## WRITTEN PROBLEM
Retype exactly the lines below, starting with the line that contains "Enumerate this screenshot's" and ending with the last line; leave out any pictures.

(Records)
++++++++++
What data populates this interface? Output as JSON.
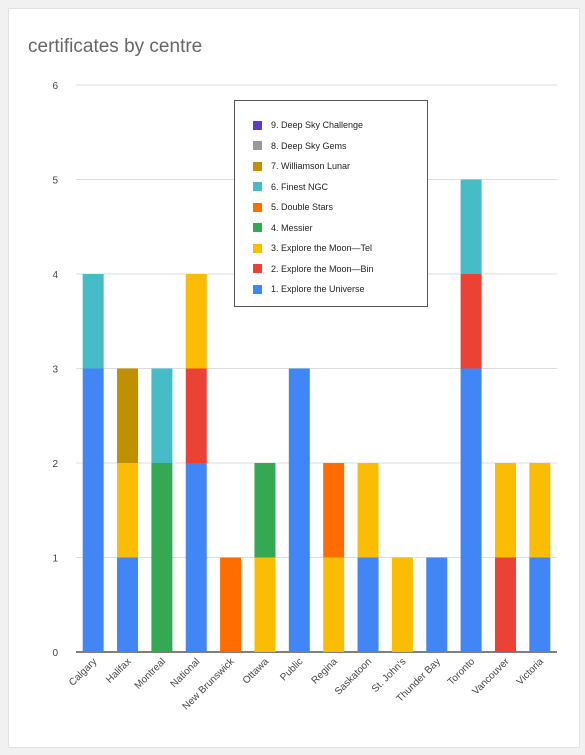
{
  "chart_data": {
    "type": "bar",
    "stacked": true,
    "title": "certificates by centre",
    "xlabel": "",
    "ylabel": "",
    "ylim": [
      0,
      6
    ],
    "yticks": [
      0,
      1,
      2,
      3,
      4,
      5,
      6
    ],
    "grid": true,
    "legend_position": "top-center (inside plot)",
    "categories": [
      "Calgary",
      "Halifax",
      "Montreal",
      "National",
      "New Brunswick",
      "Ottawa",
      "Public",
      "Regina",
      "Saskatoon",
      "St. John's",
      "Thunder Bay",
      "Toronto",
      "Vancouver",
      "Victoria"
    ],
    "series": [
      {
        "name": "1. Explore the Universe",
        "color": "#4285f4",
        "values": [
          3,
          1,
          0,
          2,
          0,
          0,
          3,
          0,
          1,
          0,
          1,
          3,
          0,
          1
        ]
      },
      {
        "name": "2. Explore the Moon—Bin",
        "color": "#ea4335",
        "values": [
          0,
          0,
          0,
          1,
          0,
          0,
          0,
          0,
          0,
          0,
          0,
          1,
          1,
          0
        ]
      },
      {
        "name": "3. Explore the Moon—Tel",
        "color": "#fbbc04",
        "values": [
          0,
          1,
          0,
          1,
          0,
          1,
          0,
          1,
          1,
          1,
          0,
          0,
          1,
          1
        ]
      },
      {
        "name": "4. Messier",
        "color": "#34a853",
        "values": [
          0,
          0,
          2,
          0,
          0,
          1,
          0,
          0,
          0,
          0,
          0,
          0,
          0,
          0
        ]
      },
      {
        "name": "5. Double Stars",
        "color": "#ff6d01",
        "values": [
          0,
          0,
          0,
          0,
          1,
          0,
          0,
          1,
          0,
          0,
          0,
          0,
          0,
          0
        ]
      },
      {
        "name": "6. Finest NGC",
        "color": "#46bdc6",
        "values": [
          1,
          0,
          1,
          0,
          0,
          0,
          0,
          0,
          0,
          0,
          0,
          1,
          0,
          0
        ]
      },
      {
        "name": "7. Williamson Lunar",
        "color": "#bf9000",
        "values": [
          0,
          1,
          0,
          0,
          0,
          0,
          0,
          0,
          0,
          0,
          0,
          0,
          0,
          0
        ]
      },
      {
        "name": "8. Deep Sky Gems",
        "color": "#999999",
        "values": [
          0,
          0,
          0,
          0,
          0,
          0,
          0,
          0,
          0,
          0,
          0,
          0,
          0,
          0
        ]
      },
      {
        "name": "9. Deep Sky Challenge",
        "color": "#5e3ec0",
        "values": [
          0,
          0,
          0,
          0,
          0,
          0,
          0,
          0,
          0,
          0,
          0,
          0,
          0,
          0
        ]
      }
    ]
  }
}
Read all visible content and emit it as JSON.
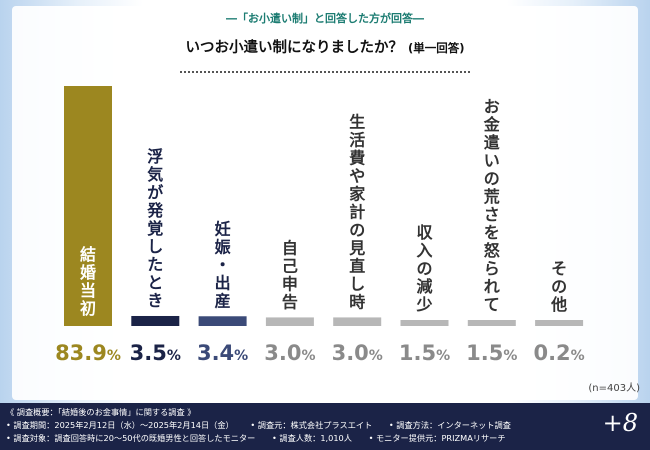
{
  "header": {
    "subtitle": "―「お小遣い制」と回答した方が回答―",
    "title_main": "いつお小遣い制になりましたか？",
    "title_note": "(単一回答)"
  },
  "chart_data": {
    "type": "bar",
    "title": "いつお小遣い制になりましたか？(単一回答)",
    "unit": "%",
    "categories": [
      "結婚当初",
      "浮気が発覚したとき",
      "妊娠・出産",
      "自己申告",
      "生活費や家計の見直し時",
      "収入の減少",
      "お金遣いの荒さを怒られて",
      "その他"
    ],
    "values": [
      83.9,
      3.5,
      3.4,
      3.0,
      3.0,
      1.5,
      1.5,
      0.2
    ],
    "value_labels": [
      "83.9",
      "3.5",
      "3.4",
      "3.0",
      "3.0",
      "1.5",
      "1.5",
      "0.2"
    ],
    "ylim": [
      0,
      100
    ],
    "colors": [
      "#9c8720",
      "#1b2347",
      "#3b4a78",
      "#b7b7b7",
      "#b7b7b7",
      "#b7b7b7",
      "#b7b7b7",
      "#b7b7b7"
    ],
    "label_colors": [
      "#9c8720",
      "#1b2347",
      "#3b4a78",
      "#8a8a8a",
      "#8a8a8a",
      "#8a8a8a",
      "#8a8a8a",
      "#8a8a8a"
    ],
    "inbar_text_color": "#ffffff"
  },
  "sample_size": "(n=403人)",
  "footer": {
    "heading": "《 調査概要：「結婚後のお金事情」に関する調査 》",
    "period": "• 調査期間：2025年2月12日（水）～2025年2月14日（金）",
    "organizer": "• 調査元：株式会社プラスエイト",
    "method": "• 調査方法：インターネット調査",
    "target": "• 調査対象：調査回答時に20〜50代の既婚男性と回答したモニター",
    "count": "• 調査人数：1,010人",
    "provider": "• モニター提供元：PRIZMAリサーチ"
  },
  "logo": "+8"
}
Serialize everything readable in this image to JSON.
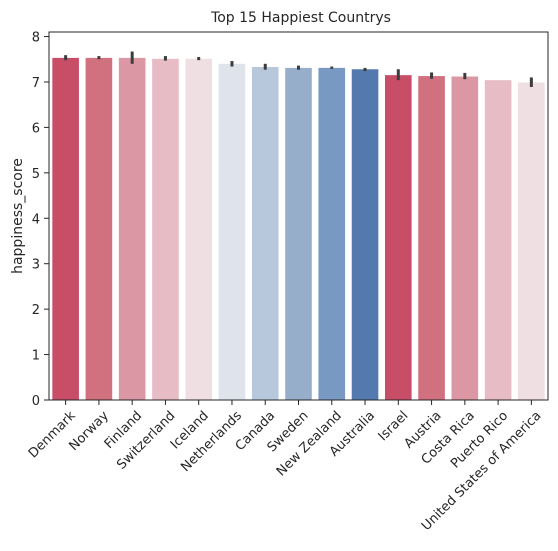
{
  "chart_data": {
    "type": "bar",
    "title": "Top 15 Happiest Countrys",
    "xlabel": "",
    "ylabel": "happiness_score",
    "ylim": [
      0,
      8.1
    ],
    "yticks": [
      0,
      1,
      2,
      3,
      4,
      5,
      6,
      7,
      8
    ],
    "grid": false,
    "legend": "none",
    "categories": [
      "Denmark",
      "Norway",
      "Finland",
      "Switzerland",
      "Iceland",
      "Netherlands",
      "Canada",
      "Sweden",
      "New Zealand",
      "Australia",
      "Israel",
      "Austria",
      "Costa Rica",
      "Puerto Rico",
      "United States of America"
    ],
    "values": [
      7.53,
      7.53,
      7.53,
      7.51,
      7.51,
      7.4,
      7.33,
      7.31,
      7.31,
      7.28,
      7.15,
      7.13,
      7.12,
      7.04,
      6.99
    ],
    "error_bars": [
      [
        7.48,
        7.59
      ],
      [
        7.5,
        7.57
      ],
      [
        7.4,
        7.67
      ],
      [
        7.47,
        7.57
      ],
      [
        7.48,
        7.55
      ],
      [
        7.34,
        7.46
      ],
      [
        7.27,
        7.4
      ],
      [
        7.27,
        7.36
      ],
      [
        7.29,
        7.34
      ],
      [
        7.24,
        7.31
      ],
      [
        7.04,
        7.28
      ],
      [
        7.07,
        7.21
      ],
      [
        7.06,
        7.2
      ],
      null,
      [
        6.89,
        7.1
      ]
    ],
    "colors": [
      "#c84d67",
      "#d1707f",
      "#dc97a4",
      "#e7bcc4",
      "#efdfe3",
      "#dfe4ec",
      "#b8c8dc",
      "#97aecb",
      "#7899c1",
      "#5479ae",
      "#c84d67",
      "#d1707f",
      "#dc97a4",
      "#e7bcc4",
      "#efdfe3"
    ],
    "errorbar_color": "#3d3d3d",
    "axis_color": "#262626"
  }
}
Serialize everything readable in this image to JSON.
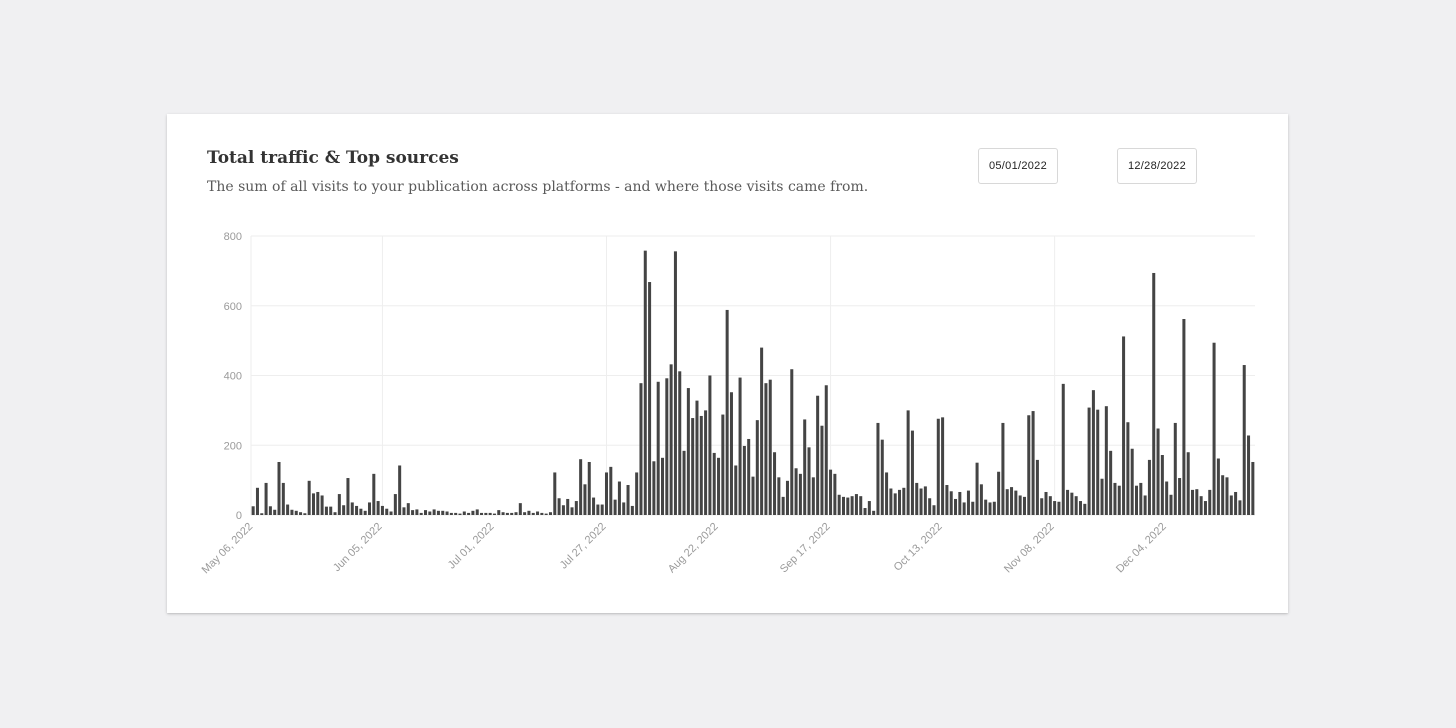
{
  "header": {
    "title": "Total traffic & Top sources",
    "subtitle": "The sum of all visits to your publication across platforms - and where those visits came from."
  },
  "date_range": {
    "start": "05/01/2022",
    "end": "12/28/2022"
  },
  "colors": {
    "bar": "#444444",
    "grid": "#eeeeee",
    "axis_text": "#9a9a9a"
  },
  "chart_data": {
    "type": "bar",
    "title": "Total traffic & Top sources",
    "xlabel": "",
    "ylabel": "",
    "ylim": [
      0,
      800
    ],
    "yticks": [
      0,
      200,
      400,
      600,
      800
    ],
    "grid": true,
    "x_start": "2022-05-06",
    "x_tick_labels": [
      "May 06, 2022",
      "Jun 05, 2022",
      "Jul 01, 2022",
      "Jul 27, 2022",
      "Aug 22, 2022",
      "Sep 17, 2022",
      "Oct 13, 2022",
      "Nov 08, 2022",
      "Dec 04, 2022"
    ],
    "x_tick_dates": [
      "2022-05-06",
      "2022-06-05",
      "2022-07-01",
      "2022-07-27",
      "2022-08-22",
      "2022-09-17",
      "2022-10-13",
      "2022-11-08",
      "2022-12-04"
    ],
    "values": [
      25,
      78,
      5,
      92,
      25,
      15,
      152,
      92,
      30,
      15,
      12,
      8,
      5,
      98,
      62,
      66,
      56,
      24,
      24,
      8,
      60,
      28,
      106,
      36,
      26,
      18,
      12,
      36,
      118,
      40,
      26,
      18,
      10,
      60,
      142,
      22,
      34,
      14,
      16,
      6,
      14,
      10,
      16,
      12,
      12,
      10,
      6,
      6,
      4,
      10,
      6,
      12,
      16,
      6,
      6,
      6,
      4,
      14,
      8,
      6,
      6,
      8,
      34,
      8,
      12,
      6,
      10,
      6,
      4,
      8,
      122,
      48,
      28,
      46,
      22,
      40,
      160,
      88,
      152,
      50,
      30,
      30,
      122,
      138,
      44,
      96,
      36,
      86,
      26,
      122,
      378,
      758,
      668,
      154,
      382,
      164,
      392,
      432,
      756,
      412,
      184,
      364,
      278,
      328,
      284,
      300,
      400,
      178,
      164,
      288,
      588,
      352,
      142,
      394,
      198,
      218,
      110,
      272,
      480,
      378,
      388,
      180,
      108,
      52,
      98,
      418,
      134,
      118,
      274,
      194,
      108,
      342,
      256,
      372,
      130,
      118,
      58,
      52,
      50,
      54,
      60,
      54,
      20,
      40,
      12,
      264,
      216,
      122,
      76,
      62,
      72,
      78,
      300,
      242,
      92,
      76,
      82,
      48,
      28,
      276,
      280,
      86,
      68,
      46,
      66,
      36,
      70,
      38,
      150,
      88,
      44,
      36,
      38,
      124,
      264,
      74,
      80,
      70,
      56,
      52,
      286,
      298,
      158,
      48,
      66,
      54,
      40,
      38,
      376,
      72,
      64,
      54,
      40,
      32,
      308,
      358,
      302,
      104,
      312,
      184,
      92,
      84,
      512,
      266,
      190,
      84,
      92,
      56,
      158,
      694,
      248,
      172,
      96,
      58,
      264,
      106,
      562,
      180,
      72,
      74,
      54,
      40,
      72,
      494,
      162,
      114,
      108,
      56,
      66,
      42,
      430,
      228,
      152
    ]
  }
}
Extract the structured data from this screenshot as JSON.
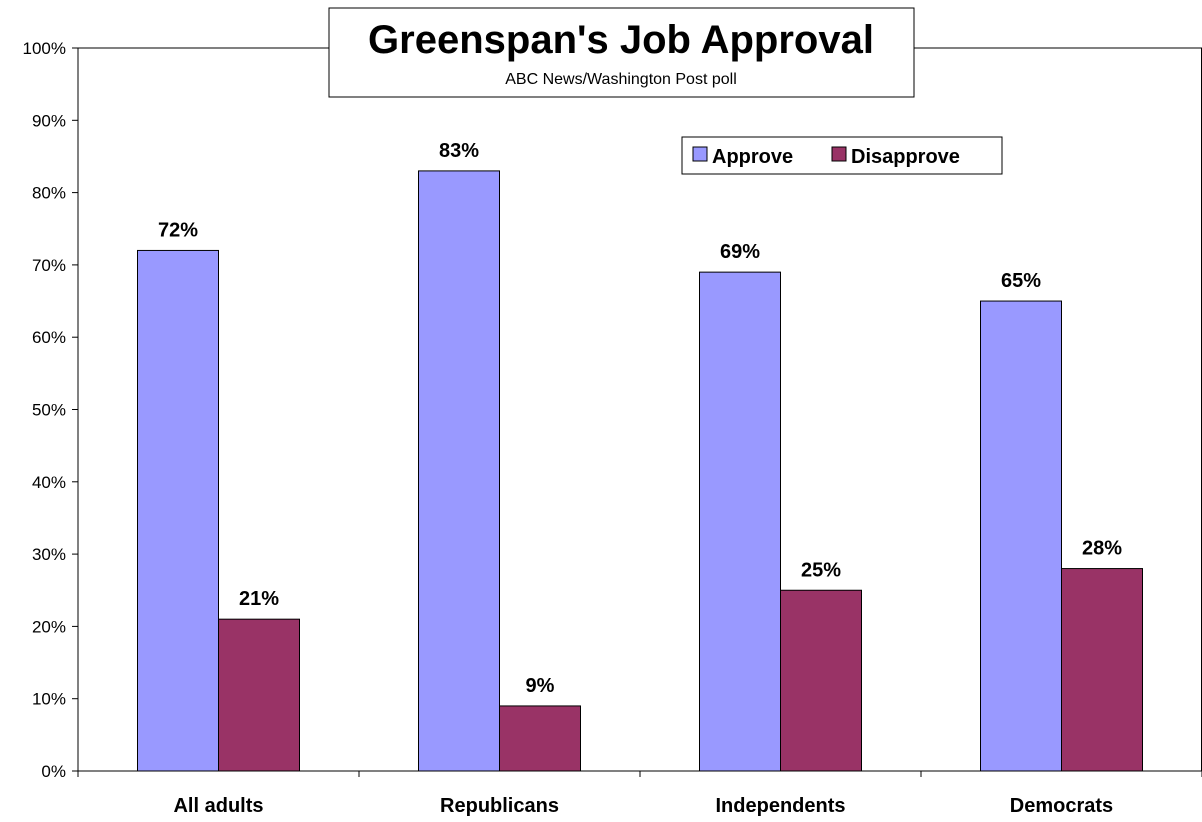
{
  "chart_data": {
    "type": "bar",
    "title": "Greenspan's Job Approval",
    "subtitle": "ABC News/Washington Post poll",
    "categories": [
      "All adults",
      "Republicans",
      "Independents",
      "Democrats"
    ],
    "series": [
      {
        "name": "Approve",
        "values": [
          72,
          83,
          69,
          65
        ],
        "labels": [
          "72%",
          "83%",
          "69%",
          "65%"
        ],
        "color": "#9999ff"
      },
      {
        "name": "Disapprove",
        "values": [
          21,
          9,
          25,
          28
        ],
        "labels": [
          "21%",
          "9%",
          "25%",
          "28%"
        ],
        "color": "#993366"
      }
    ],
    "ylim": [
      0,
      100
    ],
    "yticks": [
      0,
      10,
      20,
      30,
      40,
      50,
      60,
      70,
      80,
      90,
      100
    ],
    "ytick_labels": [
      "0%",
      "10%",
      "20%",
      "30%",
      "40%",
      "50%",
      "60%",
      "70%",
      "80%",
      "90%",
      "100%"
    ],
    "xlabel": "",
    "ylabel": "",
    "grid": false,
    "legend_position": "top-right"
  }
}
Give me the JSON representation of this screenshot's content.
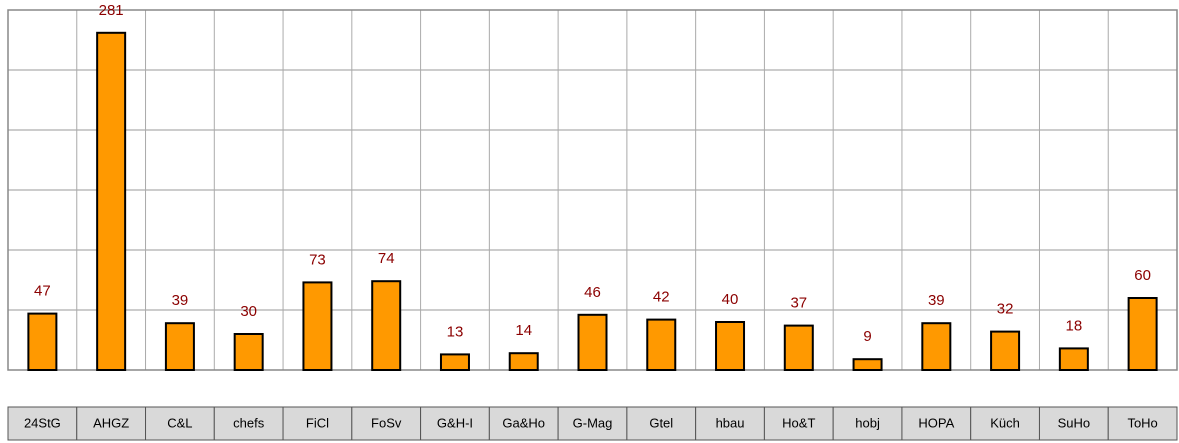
{
  "chart_data": {
    "type": "bar",
    "categories": [
      "24StG",
      "AHGZ",
      "C&L",
      "chefs",
      "FiCl",
      "FoSv",
      "G&H-I",
      "Ga&Ho",
      "G-Mag",
      "Gtel",
      "hbau",
      "Ho&T",
      "hobj",
      "HOPA",
      "Küch",
      "SuHo",
      "ToHo"
    ],
    "values": [
      47,
      281,
      39,
      30,
      73,
      74,
      13,
      14,
      46,
      42,
      40,
      37,
      9,
      39,
      32,
      18,
      60
    ],
    "color": "#ff9900",
    "ylim": [
      0,
      300
    ],
    "yticks": [
      0,
      50,
      100,
      150,
      200,
      250,
      300
    ],
    "grid": true
  }
}
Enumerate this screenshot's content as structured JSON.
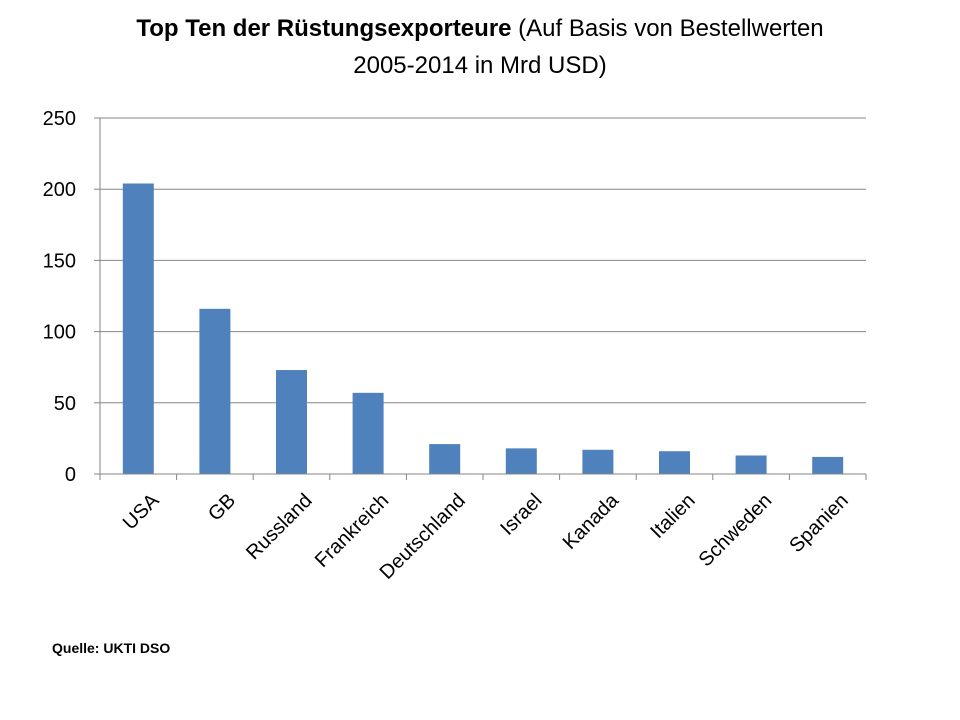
{
  "chart_data": {
    "type": "bar",
    "title_bold": "Top Ten der Rüstungsexporteure",
    "title_rest": " (Auf Basis von Bestellwerten",
    "title_line2": "2005-2014 in Mrd USD)",
    "categories": [
      "USA",
      "GB",
      "Russland",
      "Frankreich",
      "Deutschland",
      "Israel",
      "Kanada",
      "Italien",
      "Schweden",
      "Spanien"
    ],
    "values": [
      204,
      116,
      73,
      57,
      21,
      18,
      17,
      16,
      13,
      12
    ],
    "ylim": [
      0,
      250
    ],
    "yticks": [
      0,
      50,
      100,
      150,
      200,
      250
    ],
    "grid": true,
    "legend": "none",
    "bar_color": "#4f81bd",
    "source": "Quelle: UKTI DSO"
  }
}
++++++++++
## FINISHED EXERCISE
Enumerate this screenshot's content as structured JSON.
{
  "chart_data": {
    "type": "bar",
    "title_bold": "Top Ten der Rüstungsexporteure",
    "title_rest": " (Auf Basis von Bestellwerten",
    "title_line2": "2005-2014 in Mrd USD)",
    "categories": [
      "USA",
      "GB",
      "Russland",
      "Frankreich",
      "Deutschland",
      "Israel",
      "Kanada",
      "Italien",
      "Schweden",
      "Spanien"
    ],
    "values": [
      204,
      116,
      73,
      57,
      21,
      18,
      17,
      16,
      13,
      12
    ],
    "ylim": [
      0,
      250
    ],
    "yticks": [
      0,
      50,
      100,
      150,
      200,
      250
    ],
    "grid": true,
    "legend": "none",
    "bar_color": "#4f81bd",
    "source": "Quelle: UKTI DSO"
  }
}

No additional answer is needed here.